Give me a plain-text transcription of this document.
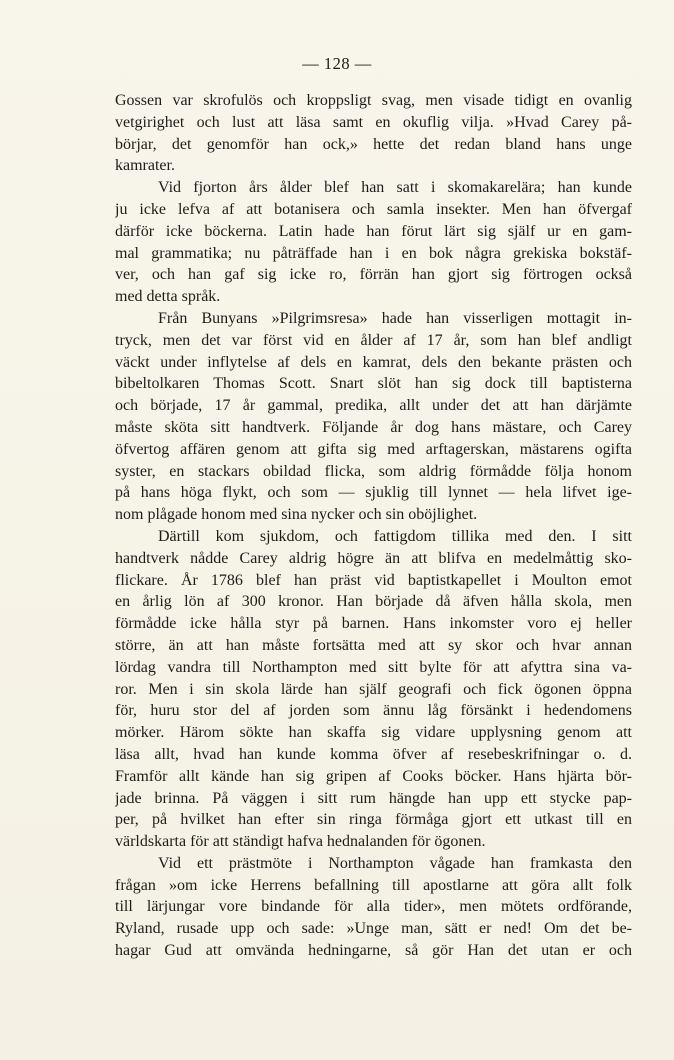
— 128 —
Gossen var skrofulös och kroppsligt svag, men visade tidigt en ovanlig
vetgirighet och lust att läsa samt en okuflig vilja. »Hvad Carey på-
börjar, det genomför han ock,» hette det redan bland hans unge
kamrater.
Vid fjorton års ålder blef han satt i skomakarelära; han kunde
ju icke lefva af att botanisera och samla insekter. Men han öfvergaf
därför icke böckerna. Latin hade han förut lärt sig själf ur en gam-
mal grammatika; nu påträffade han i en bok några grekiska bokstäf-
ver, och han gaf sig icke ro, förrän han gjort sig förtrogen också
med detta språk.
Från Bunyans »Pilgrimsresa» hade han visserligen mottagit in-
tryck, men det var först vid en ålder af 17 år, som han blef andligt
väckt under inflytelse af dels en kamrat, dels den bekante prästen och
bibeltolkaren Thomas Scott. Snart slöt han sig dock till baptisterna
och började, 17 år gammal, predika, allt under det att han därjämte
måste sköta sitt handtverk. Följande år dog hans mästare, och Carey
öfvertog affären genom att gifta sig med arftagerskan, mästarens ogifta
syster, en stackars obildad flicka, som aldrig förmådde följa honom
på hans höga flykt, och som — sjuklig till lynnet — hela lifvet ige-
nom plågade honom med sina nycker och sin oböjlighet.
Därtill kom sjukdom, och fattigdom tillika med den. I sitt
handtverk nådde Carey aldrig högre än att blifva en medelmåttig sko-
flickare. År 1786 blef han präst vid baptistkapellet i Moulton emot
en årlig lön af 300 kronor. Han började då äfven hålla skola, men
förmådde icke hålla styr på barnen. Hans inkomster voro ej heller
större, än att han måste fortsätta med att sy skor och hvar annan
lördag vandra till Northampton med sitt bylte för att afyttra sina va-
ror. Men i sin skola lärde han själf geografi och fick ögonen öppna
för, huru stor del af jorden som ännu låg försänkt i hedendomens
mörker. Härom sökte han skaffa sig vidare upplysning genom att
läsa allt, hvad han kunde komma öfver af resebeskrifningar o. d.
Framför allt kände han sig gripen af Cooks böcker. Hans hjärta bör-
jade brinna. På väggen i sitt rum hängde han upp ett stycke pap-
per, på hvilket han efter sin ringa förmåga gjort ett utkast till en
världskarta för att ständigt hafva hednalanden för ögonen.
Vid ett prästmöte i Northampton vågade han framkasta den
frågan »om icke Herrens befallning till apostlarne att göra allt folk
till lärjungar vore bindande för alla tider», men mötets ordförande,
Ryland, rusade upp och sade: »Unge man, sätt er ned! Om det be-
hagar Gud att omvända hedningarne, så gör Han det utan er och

==

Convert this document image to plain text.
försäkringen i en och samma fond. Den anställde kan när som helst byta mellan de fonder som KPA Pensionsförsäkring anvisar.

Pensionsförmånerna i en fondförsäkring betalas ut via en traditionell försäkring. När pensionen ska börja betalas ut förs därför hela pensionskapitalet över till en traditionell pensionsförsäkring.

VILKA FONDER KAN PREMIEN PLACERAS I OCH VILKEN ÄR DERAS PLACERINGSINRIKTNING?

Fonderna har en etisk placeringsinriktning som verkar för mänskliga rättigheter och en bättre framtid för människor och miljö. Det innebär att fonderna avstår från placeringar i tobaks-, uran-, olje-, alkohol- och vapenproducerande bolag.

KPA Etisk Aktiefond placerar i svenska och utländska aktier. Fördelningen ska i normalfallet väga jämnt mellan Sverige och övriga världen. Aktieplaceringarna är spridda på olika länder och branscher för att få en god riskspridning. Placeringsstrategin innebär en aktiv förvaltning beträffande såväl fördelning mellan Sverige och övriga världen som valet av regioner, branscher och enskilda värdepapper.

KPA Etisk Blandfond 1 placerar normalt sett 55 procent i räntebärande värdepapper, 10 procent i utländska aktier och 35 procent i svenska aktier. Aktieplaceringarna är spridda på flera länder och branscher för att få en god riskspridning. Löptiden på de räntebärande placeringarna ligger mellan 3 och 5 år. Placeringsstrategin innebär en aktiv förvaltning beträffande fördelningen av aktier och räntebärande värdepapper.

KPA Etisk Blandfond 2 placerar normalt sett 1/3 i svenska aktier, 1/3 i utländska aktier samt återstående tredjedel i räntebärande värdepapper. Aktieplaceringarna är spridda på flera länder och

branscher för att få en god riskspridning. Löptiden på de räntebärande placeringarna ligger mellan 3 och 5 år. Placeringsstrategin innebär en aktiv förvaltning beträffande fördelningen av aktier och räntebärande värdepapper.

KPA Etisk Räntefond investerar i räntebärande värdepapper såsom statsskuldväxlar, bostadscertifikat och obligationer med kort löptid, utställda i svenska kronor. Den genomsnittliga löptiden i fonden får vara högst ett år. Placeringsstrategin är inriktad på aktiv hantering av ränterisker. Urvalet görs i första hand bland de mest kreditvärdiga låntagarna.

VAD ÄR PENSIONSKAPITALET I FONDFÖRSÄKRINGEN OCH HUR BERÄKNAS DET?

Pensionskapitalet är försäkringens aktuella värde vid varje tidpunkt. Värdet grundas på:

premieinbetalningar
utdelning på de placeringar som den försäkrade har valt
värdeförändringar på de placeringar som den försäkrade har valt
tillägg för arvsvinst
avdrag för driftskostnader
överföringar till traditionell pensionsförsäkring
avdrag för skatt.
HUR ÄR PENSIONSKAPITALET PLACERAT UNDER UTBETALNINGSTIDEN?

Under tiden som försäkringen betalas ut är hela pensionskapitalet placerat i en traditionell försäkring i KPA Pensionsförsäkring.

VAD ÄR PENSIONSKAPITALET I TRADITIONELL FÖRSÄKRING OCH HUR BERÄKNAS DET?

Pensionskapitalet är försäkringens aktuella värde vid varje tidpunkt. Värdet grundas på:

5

==

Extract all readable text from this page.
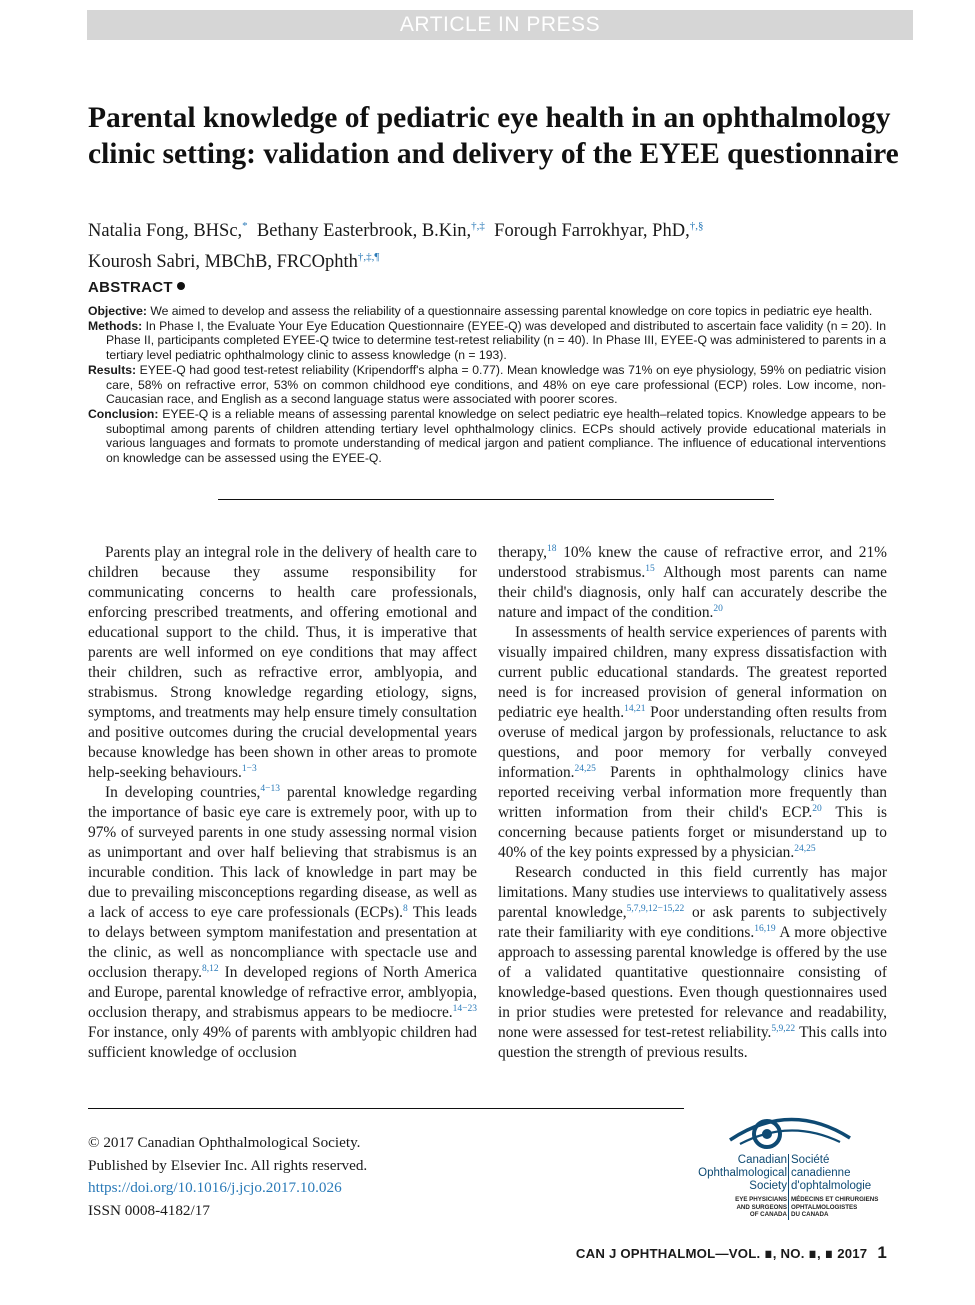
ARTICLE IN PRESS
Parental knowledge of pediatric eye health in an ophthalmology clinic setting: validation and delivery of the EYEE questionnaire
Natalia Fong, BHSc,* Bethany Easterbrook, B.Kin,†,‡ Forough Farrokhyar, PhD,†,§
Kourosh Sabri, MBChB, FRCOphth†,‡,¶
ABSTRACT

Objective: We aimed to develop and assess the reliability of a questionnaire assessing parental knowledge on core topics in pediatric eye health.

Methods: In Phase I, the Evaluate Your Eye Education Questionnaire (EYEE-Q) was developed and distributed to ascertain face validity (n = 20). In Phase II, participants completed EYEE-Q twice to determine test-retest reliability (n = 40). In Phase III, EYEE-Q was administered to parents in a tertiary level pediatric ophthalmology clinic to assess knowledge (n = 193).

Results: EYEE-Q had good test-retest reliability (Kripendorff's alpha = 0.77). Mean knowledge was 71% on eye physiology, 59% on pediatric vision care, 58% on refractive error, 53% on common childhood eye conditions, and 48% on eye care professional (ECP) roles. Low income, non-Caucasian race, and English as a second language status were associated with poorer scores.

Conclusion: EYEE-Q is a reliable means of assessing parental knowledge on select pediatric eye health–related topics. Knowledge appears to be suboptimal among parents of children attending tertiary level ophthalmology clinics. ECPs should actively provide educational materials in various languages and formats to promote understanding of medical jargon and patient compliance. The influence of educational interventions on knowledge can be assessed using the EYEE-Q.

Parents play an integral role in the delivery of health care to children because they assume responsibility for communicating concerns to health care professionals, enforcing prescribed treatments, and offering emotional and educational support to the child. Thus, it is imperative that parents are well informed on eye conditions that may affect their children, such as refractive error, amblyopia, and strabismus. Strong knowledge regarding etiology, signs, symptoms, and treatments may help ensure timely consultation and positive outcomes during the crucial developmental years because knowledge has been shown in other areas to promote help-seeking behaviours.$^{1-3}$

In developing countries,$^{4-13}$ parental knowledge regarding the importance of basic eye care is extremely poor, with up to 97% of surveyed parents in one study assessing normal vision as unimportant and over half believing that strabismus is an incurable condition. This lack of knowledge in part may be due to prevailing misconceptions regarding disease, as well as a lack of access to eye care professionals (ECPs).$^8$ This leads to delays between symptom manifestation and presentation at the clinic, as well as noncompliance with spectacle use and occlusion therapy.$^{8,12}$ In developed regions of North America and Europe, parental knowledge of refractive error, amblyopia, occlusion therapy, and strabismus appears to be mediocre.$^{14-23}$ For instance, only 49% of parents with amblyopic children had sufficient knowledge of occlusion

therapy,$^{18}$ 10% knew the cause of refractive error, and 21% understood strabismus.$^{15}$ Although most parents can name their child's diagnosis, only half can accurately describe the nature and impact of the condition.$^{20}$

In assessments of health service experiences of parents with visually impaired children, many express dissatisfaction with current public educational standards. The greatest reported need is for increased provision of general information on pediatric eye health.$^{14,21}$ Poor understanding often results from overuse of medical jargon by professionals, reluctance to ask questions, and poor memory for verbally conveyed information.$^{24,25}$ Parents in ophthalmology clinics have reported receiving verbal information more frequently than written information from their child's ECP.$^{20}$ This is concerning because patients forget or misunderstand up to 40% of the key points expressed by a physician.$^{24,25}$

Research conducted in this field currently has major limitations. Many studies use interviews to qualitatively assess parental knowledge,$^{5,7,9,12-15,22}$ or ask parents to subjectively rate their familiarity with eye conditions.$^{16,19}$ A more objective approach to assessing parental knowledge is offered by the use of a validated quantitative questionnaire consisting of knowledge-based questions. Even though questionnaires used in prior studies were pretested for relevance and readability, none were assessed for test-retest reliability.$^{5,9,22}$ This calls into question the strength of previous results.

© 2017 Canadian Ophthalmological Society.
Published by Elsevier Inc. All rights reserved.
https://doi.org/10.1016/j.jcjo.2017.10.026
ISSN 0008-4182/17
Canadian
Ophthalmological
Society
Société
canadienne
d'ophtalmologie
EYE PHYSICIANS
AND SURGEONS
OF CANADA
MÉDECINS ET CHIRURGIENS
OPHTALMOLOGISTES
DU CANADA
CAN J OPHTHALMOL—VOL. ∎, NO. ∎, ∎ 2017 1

TASK OBJECTIVE: Copy each line holding "branscher" from the material above.

EXPECTED ANSWER:
KPA Etisk Aktiefond placerar i svenska och utländska aktier. Fördelningen ska i normalfallet väga jämnt mellan Sverige och övriga världen. Aktieplaceringarna är spridda på olika länder och branscher för att få en god riskspridning. Placeringsstrategin innebär en aktiv förvaltning beträffande såväl fördelning mellan Sverige och övriga världen som valet av regioner, branscher och enskilda värdepapper.
KPA Etisk Blandfond 1 placerar normalt sett 55 procent i räntebärande värdepapper, 10 procent i utländska aktier och 35 procent i svenska aktier. Aktieplaceringarna är spridda på flera länder och branscher för att få en god riskspridning. Löptiden på de räntebärande placeringarna ligger mellan 3 och 5 år. Placeringsstrategin innebär en aktiv förvaltning beträffande fördelningen av aktier och räntebärande värdepapper.
branscher för att få en god riskspridning. Löptiden på de räntebärande placeringarna ligger mellan 3 och 5 år. Placeringsstrategin innebär en aktiv förvaltning beträffande fördelningen av aktier och räntebärande värdepapper.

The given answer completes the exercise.